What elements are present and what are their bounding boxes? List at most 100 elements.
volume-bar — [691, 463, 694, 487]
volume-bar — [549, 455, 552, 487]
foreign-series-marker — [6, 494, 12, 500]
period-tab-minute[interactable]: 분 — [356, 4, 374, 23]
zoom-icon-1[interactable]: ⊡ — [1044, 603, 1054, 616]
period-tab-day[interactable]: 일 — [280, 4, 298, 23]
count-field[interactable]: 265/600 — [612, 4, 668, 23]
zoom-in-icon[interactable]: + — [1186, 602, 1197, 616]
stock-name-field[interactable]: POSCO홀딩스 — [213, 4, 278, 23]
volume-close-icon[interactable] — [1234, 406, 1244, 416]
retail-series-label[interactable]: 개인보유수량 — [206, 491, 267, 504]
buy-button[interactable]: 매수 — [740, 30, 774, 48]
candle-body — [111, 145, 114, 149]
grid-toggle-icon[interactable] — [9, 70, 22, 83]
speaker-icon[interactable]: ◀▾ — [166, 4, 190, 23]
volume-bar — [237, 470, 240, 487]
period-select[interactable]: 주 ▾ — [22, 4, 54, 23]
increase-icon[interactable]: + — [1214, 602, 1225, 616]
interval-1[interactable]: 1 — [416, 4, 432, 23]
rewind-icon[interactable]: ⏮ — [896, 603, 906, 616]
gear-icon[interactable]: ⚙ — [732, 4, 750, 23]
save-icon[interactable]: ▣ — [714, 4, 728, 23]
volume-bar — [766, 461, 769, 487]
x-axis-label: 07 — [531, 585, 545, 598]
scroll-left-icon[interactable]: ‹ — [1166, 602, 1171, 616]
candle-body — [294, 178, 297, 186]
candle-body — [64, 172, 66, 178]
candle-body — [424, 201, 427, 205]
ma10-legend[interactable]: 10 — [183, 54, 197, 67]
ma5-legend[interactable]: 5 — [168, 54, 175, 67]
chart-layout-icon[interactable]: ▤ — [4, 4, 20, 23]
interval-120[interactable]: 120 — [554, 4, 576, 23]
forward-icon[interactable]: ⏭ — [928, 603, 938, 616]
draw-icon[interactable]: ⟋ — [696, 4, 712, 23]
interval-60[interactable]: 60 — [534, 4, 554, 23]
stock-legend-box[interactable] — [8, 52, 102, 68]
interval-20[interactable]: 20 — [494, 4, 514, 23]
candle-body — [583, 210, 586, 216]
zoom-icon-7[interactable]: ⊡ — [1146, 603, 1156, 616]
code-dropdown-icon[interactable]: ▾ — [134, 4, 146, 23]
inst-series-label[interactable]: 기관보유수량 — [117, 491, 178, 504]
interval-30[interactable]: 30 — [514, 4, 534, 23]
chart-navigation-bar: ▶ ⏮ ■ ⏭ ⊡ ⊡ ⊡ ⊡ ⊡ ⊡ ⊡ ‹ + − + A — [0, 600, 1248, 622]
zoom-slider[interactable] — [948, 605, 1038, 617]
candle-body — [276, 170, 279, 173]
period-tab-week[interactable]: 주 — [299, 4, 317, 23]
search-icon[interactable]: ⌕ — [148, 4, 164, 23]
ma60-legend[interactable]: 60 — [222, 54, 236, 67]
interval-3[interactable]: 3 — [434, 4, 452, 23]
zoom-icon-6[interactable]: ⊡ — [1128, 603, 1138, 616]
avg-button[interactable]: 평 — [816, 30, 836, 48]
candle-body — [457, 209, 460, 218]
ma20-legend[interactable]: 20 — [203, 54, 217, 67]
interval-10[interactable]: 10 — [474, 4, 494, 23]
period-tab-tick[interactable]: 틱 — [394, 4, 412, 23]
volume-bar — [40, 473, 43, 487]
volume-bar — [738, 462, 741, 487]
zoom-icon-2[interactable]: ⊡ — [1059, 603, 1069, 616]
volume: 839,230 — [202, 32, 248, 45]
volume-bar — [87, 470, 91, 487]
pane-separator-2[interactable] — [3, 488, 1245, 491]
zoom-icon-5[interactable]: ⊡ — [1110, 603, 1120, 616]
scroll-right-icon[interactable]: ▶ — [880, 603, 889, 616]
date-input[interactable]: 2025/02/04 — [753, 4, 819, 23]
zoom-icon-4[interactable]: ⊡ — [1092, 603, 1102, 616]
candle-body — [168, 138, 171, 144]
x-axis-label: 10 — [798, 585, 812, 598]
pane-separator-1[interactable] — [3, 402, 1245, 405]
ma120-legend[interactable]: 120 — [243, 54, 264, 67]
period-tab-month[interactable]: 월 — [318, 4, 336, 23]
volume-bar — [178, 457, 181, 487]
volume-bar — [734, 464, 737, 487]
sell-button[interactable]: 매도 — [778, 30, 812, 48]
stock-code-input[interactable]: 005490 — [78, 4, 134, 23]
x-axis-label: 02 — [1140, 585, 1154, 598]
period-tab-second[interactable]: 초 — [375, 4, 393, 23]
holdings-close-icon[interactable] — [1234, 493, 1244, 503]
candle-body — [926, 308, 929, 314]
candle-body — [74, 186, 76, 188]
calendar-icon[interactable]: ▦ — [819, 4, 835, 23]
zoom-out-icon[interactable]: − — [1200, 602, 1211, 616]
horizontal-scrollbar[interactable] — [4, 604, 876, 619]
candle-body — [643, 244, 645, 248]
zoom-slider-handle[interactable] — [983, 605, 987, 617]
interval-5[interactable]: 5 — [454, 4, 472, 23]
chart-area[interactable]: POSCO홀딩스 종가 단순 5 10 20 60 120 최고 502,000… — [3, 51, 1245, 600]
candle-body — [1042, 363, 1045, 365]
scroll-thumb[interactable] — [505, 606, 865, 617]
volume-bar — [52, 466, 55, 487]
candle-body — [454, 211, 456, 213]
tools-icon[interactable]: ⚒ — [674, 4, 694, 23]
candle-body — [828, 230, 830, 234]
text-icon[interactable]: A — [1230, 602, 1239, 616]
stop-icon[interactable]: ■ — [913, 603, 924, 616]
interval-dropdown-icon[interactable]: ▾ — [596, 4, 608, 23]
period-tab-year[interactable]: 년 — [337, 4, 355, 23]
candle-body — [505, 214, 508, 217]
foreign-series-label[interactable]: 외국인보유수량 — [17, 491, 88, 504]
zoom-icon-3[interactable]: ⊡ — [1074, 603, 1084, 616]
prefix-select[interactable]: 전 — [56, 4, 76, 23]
◇ ◇ ◇ ◇ ◇ ◇ ◇
> **What you are asked to do**
Recast every row above as a numbered list, dropping any blank lines.

> **Task answer**
1. What elements are present and what are their bounding boxes? List at most 100 elements.
2. volume-bar — [691, 463, 694, 487]
3. volume-bar — [549, 455, 552, 487]
4. foreign-series-marker — [6, 494, 12, 500]
5. period-tab-minute[interactable]: 분 — [356, 4, 374, 23]
6. zoom-icon-1[interactable]: ⊡ — [1044, 603, 1054, 616]
7. period-tab-day[interactable]: 일 — [280, 4, 298, 23]
8. count-field[interactable]: 265/600 — [612, 4, 668, 23]
9. zoom-in-icon[interactable]: + — [1186, 602, 1197, 616]
10. stock-name-field[interactable]: POSCO홀딩스 — [213, 4, 278, 23]
11. volume-close-icon[interactable] — [1234, 406, 1244, 416]
12. retail-series-label[interactable]: 개인보유수량 — [206, 491, 267, 504]
13. buy-button[interactable]: 매수 — [740, 30, 774, 48]
14. candle-body — [111, 145, 114, 149]
15. grid-toggle-icon[interactable] — [9, 70, 22, 83]
16. speaker-icon[interactable]: ◀▾ — [166, 4, 190, 23]
17. volume-bar — [237, 470, 240, 487]
18. period-select[interactable]: 주 ▾ — [22, 4, 54, 23]
19. increase-icon[interactable]: + — [1214, 602, 1225, 616]
20. interval-1[interactable]: 1 — [416, 4, 432, 23]
21. rewind-icon[interactable]: ⏮ — [896, 603, 906, 616]
22. gear-icon[interactable]: ⚙ — [732, 4, 750, 23]
23. save-icon[interactable]: ▣ — [714, 4, 728, 23]
24. volume-bar — [766, 461, 769, 487]
25. x-axis-label: 07 — [531, 585, 545, 598]
26. scroll-left-icon[interactable]: ‹ — [1166, 602, 1171, 616]
27. candle-body — [294, 178, 297, 186]
28. candle-body — [64, 172, 66, 178]
29. candle-body — [424, 201, 427, 205]
30. ma10-legend[interactable]: 10 — [183, 54, 197, 67]
31. ma5-legend[interactable]: 5 — [168, 54, 175, 67]
32. chart-layout-icon[interactable]: ▤ — [4, 4, 20, 23]
33. interval-120[interactable]: 120 — [554, 4, 576, 23]
34. forward-icon[interactable]: ⏭ — [928, 603, 938, 616]
35. draw-icon[interactable]: ⟋ — [696, 4, 712, 23]
36. interval-60[interactable]: 60 — [534, 4, 554, 23]
37. stock-legend-box[interactable] — [8, 52, 102, 68]
38. interval-20[interactable]: 20 — [494, 4, 514, 23]
39. candle-body — [583, 210, 586, 216]
40. zoom-icon-7[interactable]: ⊡ — [1146, 603, 1156, 616]
41. code-dropdown-icon[interactable]: ▾ — [134, 4, 146, 23]
42. inst-series-label[interactable]: 기관보유수량 — [117, 491, 178, 504]
43. interval-30[interactable]: 30 — [514, 4, 534, 23]
44. chart-navigation-bar: ▶ ⏮ ■ ⏭ ⊡ ⊡ ⊡ ⊡ ⊡ ⊡ ⊡ ‹ + − + A — [0, 600, 1248, 622]
45. zoom-slider[interactable] — [948, 605, 1038, 617]
46. candle-body — [276, 170, 279, 173]
47. period-tab-week[interactable]: 주 — [299, 4, 317, 23]
48. search-icon[interactable]: ⌕ — [148, 4, 164, 23]
49. ma60-legend[interactable]: 60 — [222, 54, 236, 67]
50. interval-3[interactable]: 3 — [434, 4, 452, 23]
51. zoom-icon-6[interactable]: ⊡ — [1128, 603, 1138, 616]
52. avg-button[interactable]: 평 — [816, 30, 836, 48]
53. candle-body — [457, 209, 460, 218]
54. ma20-legend[interactable]: 20 — [203, 54, 217, 67]
55. interval-10[interactable]: 10 — [474, 4, 494, 23]
56. period-tab-tick[interactable]: 틱 — [394, 4, 412, 23]
57. volume-bar — [40, 473, 43, 487]
58. volume-bar — [738, 462, 741, 487]
59. zoom-icon-2[interactable]: ⊡ — [1059, 603, 1069, 616]
60. volume: 839,230 — [202, 32, 248, 45]
61. volume-bar — [87, 470, 91, 487]
62. pane-separator-2[interactable] — [3, 488, 1245, 491]
63. zoom-icon-5[interactable]: ⊡ — [1110, 603, 1120, 616]
64. scroll-right-icon[interactable]: ▶ — [880, 603, 889, 616]
65. date-input[interactable]: 2025/02/04 — [753, 4, 819, 23]
66. zoom-icon-4[interactable]: ⊡ — [1092, 603, 1102, 616]
67. candle-body — [168, 138, 171, 144]
68. x-axis-label: 10 — [798, 585, 812, 598]
69. pane-separator-1[interactable] — [3, 402, 1245, 405]
70. ma120-legend[interactable]: 120 — [243, 54, 264, 67]
71. period-tab-month[interactable]: 월 — [318, 4, 336, 23]
72. volume-bar — [178, 457, 181, 487]
73. volume-bar — [734, 464, 737, 487]
74. sell-button[interactable]: 매도 — [778, 30, 812, 48]
75. stock-code-input[interactable]: 005490 — [78, 4, 134, 23]
76. x-axis-label: 02 — [1140, 585, 1154, 598]
77. period-tab-second[interactable]: 초 — [375, 4, 393, 23]
78. holdings-close-icon[interactable] — [1234, 493, 1244, 503]
79. candle-body — [926, 308, 929, 314]
80. candle-body — [74, 186, 76, 188]
81. calendar-icon[interactable]: ▦ — [819, 4, 835, 23]
82. zoom-out-icon[interactable]: − — [1200, 602, 1211, 616]
83. horizontal-scrollbar[interactable] — [4, 604, 876, 619]
84. candle-body — [643, 244, 645, 248]
85. zoom-slider-handle[interactable] — [983, 605, 987, 617]
86. interval-5[interactable]: 5 — [454, 4, 472, 23]
87. chart-area[interactable]: POSCO홀딩스 종가 단순 5 10 20 60 120 최고 502,000… — [3, 51, 1245, 600]
88. candle-body — [1042, 363, 1045, 365]
89. scroll-thumb[interactable] — [505, 606, 865, 617]
90. volume-bar — [52, 466, 55, 487]
91. candle-body — [454, 211, 456, 213]
92. tools-icon[interactable]: ⚒ — [674, 4, 694, 23]
93. candle-body — [828, 230, 830, 234]
94. text-icon[interactable]: A — [1230, 602, 1239, 616]
95. stop-icon[interactable]: ■ — [913, 603, 924, 616]
96. interval-dropdown-icon[interactable]: ▾ — [596, 4, 608, 23]
97. period-tab-year[interactable]: 년 — [337, 4, 355, 23]
98. candle-body — [505, 214, 508, 217]
99. foreign-series-label[interactable]: 외국인보유수량 — [17, 491, 88, 504]
100. zoom-icon-3[interactable]: ⊡ — [1074, 603, 1084, 616]
101. prefix-select[interactable]: 전 — [56, 4, 76, 23]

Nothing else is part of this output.